**Written exercise**.
Pictures do not belong in your copy. Repeat all the other data exactly.
# start of Material for this task
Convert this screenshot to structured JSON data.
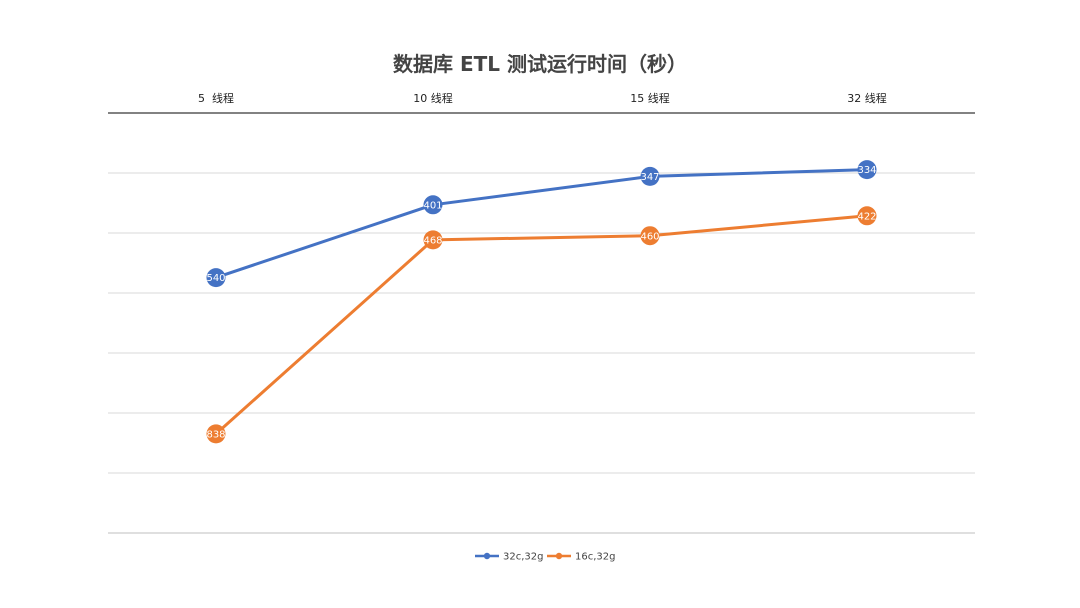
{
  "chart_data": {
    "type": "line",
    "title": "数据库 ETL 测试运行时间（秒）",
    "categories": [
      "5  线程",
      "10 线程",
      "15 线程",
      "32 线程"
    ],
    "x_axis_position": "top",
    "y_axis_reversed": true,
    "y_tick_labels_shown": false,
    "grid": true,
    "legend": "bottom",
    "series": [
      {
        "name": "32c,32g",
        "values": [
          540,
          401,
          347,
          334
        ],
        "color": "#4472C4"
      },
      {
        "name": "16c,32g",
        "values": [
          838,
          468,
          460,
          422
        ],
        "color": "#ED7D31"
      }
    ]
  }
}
# end of Material for this task
**The completed task**.
Convert this screenshot to structured JSON data.
{
  "chart_data": {
    "type": "line",
    "title": "数据库 ETL 测试运行时间（秒）",
    "categories": [
      "5  线程",
      "10 线程",
      "15 线程",
      "32 线程"
    ],
    "x_axis_position": "top",
    "y_axis_reversed": true,
    "y_tick_labels_shown": false,
    "grid": true,
    "legend": "bottom",
    "series": [
      {
        "name": "32c,32g",
        "values": [
          540,
          401,
          347,
          334
        ],
        "color": "#4472C4"
      },
      {
        "name": "16c,32g",
        "values": [
          838,
          468,
          460,
          422
        ],
        "color": "#ED7D31"
      }
    ]
  }
}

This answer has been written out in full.